[Layout records]
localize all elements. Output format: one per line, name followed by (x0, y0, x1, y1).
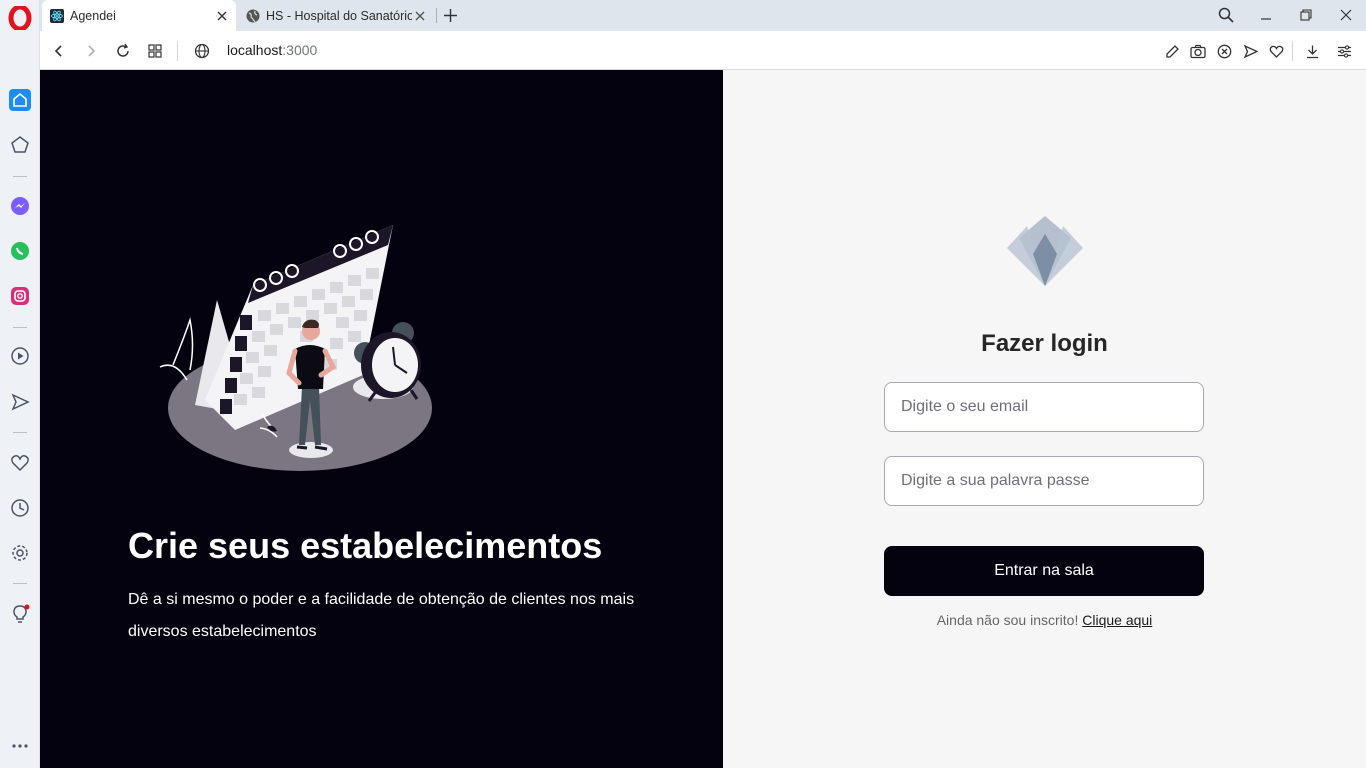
login-submit-button[interactable]: Entrar na sala (884, 546, 1204, 596)
restore-icon[interactable] (1294, 4, 1318, 26)
react-icon (50, 8, 64, 23)
forward-icon[interactable] (80, 40, 102, 62)
url-port: :3000 (282, 42, 318, 58)
login-panel: Fazer login Entrar na sala Ainda não sou… (723, 70, 1366, 768)
easy-setup-icon[interactable] (1334, 41, 1354, 61)
sidebar-divider (13, 176, 27, 177)
new-tab-icon[interactable] (438, 4, 462, 26)
send-icon[interactable] (9, 391, 31, 413)
edit-page-icon[interactable] (1162, 41, 1182, 61)
adblock-icon[interactable] (1214, 41, 1234, 61)
messenger-icon[interactable] (9, 195, 31, 217)
close-tab-icon[interactable] (412, 8, 428, 24)
calendar-illustration (155, 215, 445, 475)
reload-icon[interactable] (112, 40, 134, 62)
back-icon[interactable] (48, 40, 70, 62)
address-bar: localhost:3000 (40, 31, 1366, 70)
search-tabs-icon[interactable] (1214, 4, 1238, 26)
site-info-globe-icon[interactable] (191, 40, 213, 62)
toolbar-divider (177, 41, 178, 61)
settings-icon[interactable] (9, 542, 31, 564)
more-icon[interactable] (9, 735, 31, 757)
hero-panel: Crie seus estabelecimentos Dê a si mesmo… (40, 70, 723, 768)
tab-label: HS - Hospital do Sanatório (266, 8, 412, 23)
tab-label: Agendei (70, 8, 116, 23)
home-icon[interactable] (9, 89, 31, 111)
email-input[interactable] (884, 382, 1204, 432)
download-icon[interactable] (1302, 41, 1322, 61)
signup-prompt-text: Ainda não sou inscrito! (936, 612, 1079, 628)
tab-divider (436, 8, 437, 23)
whatsapp-icon[interactable] (9, 240, 31, 262)
sidebar-divider (13, 432, 27, 433)
history-icon[interactable] (9, 497, 31, 519)
page-content: Crie seus estabelecimentos Dê a si mesmo… (40, 70, 1366, 768)
heart-icon[interactable] (9, 452, 31, 474)
lightbulb-icon[interactable] (9, 603, 31, 625)
close-tab-icon[interactable] (214, 8, 230, 24)
tab-agendei[interactable]: Agendei (42, 0, 236, 31)
close-window-icon[interactable] (1334, 4, 1358, 26)
app-logo-icon (1005, 210, 1085, 290)
instagram-icon[interactable] (9, 285, 31, 307)
login-title: Fazer login (981, 330, 1108, 357)
toolbar-divider (1292, 41, 1293, 61)
sidebar-divider (13, 327, 27, 328)
tabs-grid-icon[interactable] (144, 40, 166, 62)
bookmark-heart-icon[interactable] (1266, 41, 1286, 61)
tab-bar: Agendei HS - Hospital do Sanatório (40, 0, 1366, 31)
url-field[interactable]: localhost:3000 (227, 42, 317, 58)
send-to-flow-icon[interactable] (1240, 41, 1260, 61)
url-host: localhost (227, 42, 283, 58)
minimize-icon[interactable] (1254, 4, 1278, 26)
opera-logo-icon[interactable] (8, 4, 32, 32)
tab-hospital[interactable]: HS - Hospital do Sanatório (238, 0, 434, 31)
signup-link[interactable]: Clique aqui (1082, 612, 1152, 628)
speed-dial-icon[interactable] (9, 134, 31, 156)
browser-sidebar (0, 0, 40, 768)
hero-title: Crie seus estabelecimentos (128, 525, 603, 566)
password-input[interactable] (884, 456, 1204, 506)
globe-icon (246, 9, 260, 23)
sidebar-divider (13, 583, 27, 584)
signup-prompt: Ainda não sou inscrito! Clique aqui (723, 612, 1366, 628)
player-icon[interactable] (9, 345, 31, 367)
camera-icon[interactable] (1188, 41, 1208, 61)
hero-description: Dê a si mesmo o poder e a facilidade de … (128, 591, 635, 640)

◆ Objective: Copy the entire listing above line for line without any changes, but leave out the picture.

◆ Exercise solution:
localize all elements. Output format: one per line, name followed by (x0, y0, x1, y1).
login-submit-button[interactable]: Entrar na sala (884, 546, 1204, 596)
restore-icon[interactable] (1294, 4, 1318, 26)
react-icon (50, 8, 64, 23)
forward-icon[interactable] (80, 40, 102, 62)
url-port: :3000 (282, 42, 318, 58)
login-panel: Fazer login Entrar na sala Ainda não sou… (723, 70, 1366, 768)
easy-setup-icon[interactable] (1334, 41, 1354, 61)
sidebar-divider (13, 176, 27, 177)
new-tab-icon[interactable] (438, 4, 462, 26)
send-icon[interactable] (9, 391, 31, 413)
edit-page-icon[interactable] (1162, 41, 1182, 61)
adblock-icon[interactable] (1214, 41, 1234, 61)
messenger-icon[interactable] (9, 195, 31, 217)
close-tab-icon[interactable] (412, 8, 428, 24)
calendar-illustration (155, 215, 445, 475)
reload-icon[interactable] (112, 40, 134, 62)
back-icon[interactable] (48, 40, 70, 62)
address-bar: localhost:3000 (40, 31, 1366, 70)
search-tabs-icon[interactable] (1214, 4, 1238, 26)
site-info-globe-icon[interactable] (191, 40, 213, 62)
toolbar-divider (177, 41, 178, 61)
settings-icon[interactable] (9, 542, 31, 564)
more-icon[interactable] (9, 735, 31, 757)
hero-panel: Crie seus estabelecimentos Dê a si mesmo… (40, 70, 723, 768)
tab-label: HS - Hospital do Sanatório (266, 8, 412, 23)
tab-label: Agendei (70, 8, 116, 23)
home-icon[interactable] (9, 89, 31, 111)
email-input[interactable] (884, 382, 1204, 432)
download-icon[interactable] (1302, 41, 1322, 61)
signup-prompt-text: Ainda não sou inscrito! (936, 612, 1079, 628)
tab-divider (436, 8, 437, 23)
whatsapp-icon[interactable] (9, 240, 31, 262)
sidebar-divider (13, 432, 27, 433)
history-icon[interactable] (9, 497, 31, 519)
page-content: Crie seus estabelecimentos Dê a si mesmo… (40, 70, 1366, 768)
heart-icon[interactable] (9, 452, 31, 474)
lightbulb-icon[interactable] (9, 603, 31, 625)
close-tab-icon[interactable] (214, 8, 230, 24)
tab-agendei[interactable]: Agendei (42, 0, 236, 31)
close-window-icon[interactable] (1334, 4, 1358, 26)
app-logo-icon (1005, 210, 1085, 290)
instagram-icon[interactable] (9, 285, 31, 307)
login-title: Fazer login (981, 330, 1108, 357)
toolbar-divider (1292, 41, 1293, 61)
sidebar-divider (13, 327, 27, 328)
tabs-grid-icon[interactable] (144, 40, 166, 62)
bookmark-heart-icon[interactable] (1266, 41, 1286, 61)
tab-bar: Agendei HS - Hospital do Sanatório (40, 0, 1366, 31)
url-field[interactable]: localhost:3000 (227, 42, 317, 58)
send-to-flow-icon[interactable] (1240, 41, 1260, 61)
url-host: localhost (227, 42, 283, 58)
minimize-icon[interactable] (1254, 4, 1278, 26)
opera-logo-icon[interactable] (8, 4, 32, 32)
tab-hospital[interactable]: HS - Hospital do Sanatório (238, 0, 434, 31)
signup-link[interactable]: Clique aqui (1082, 612, 1152, 628)
speed-dial-icon[interactable] (9, 134, 31, 156)
browser-sidebar (0, 0, 40, 768)
hero-title: Crie seus estabelecimentos (128, 525, 603, 566)
password-input[interactable] (884, 456, 1204, 506)
globe-icon (246, 9, 260, 23)
sidebar-divider (13, 583, 27, 584)
signup-prompt: Ainda não sou inscrito! Clique aqui (723, 612, 1366, 628)
player-icon[interactable] (9, 345, 31, 367)
camera-icon[interactable] (1188, 41, 1208, 61)
hero-description: Dê a si mesmo o poder e a facilidade de … (128, 591, 635, 640)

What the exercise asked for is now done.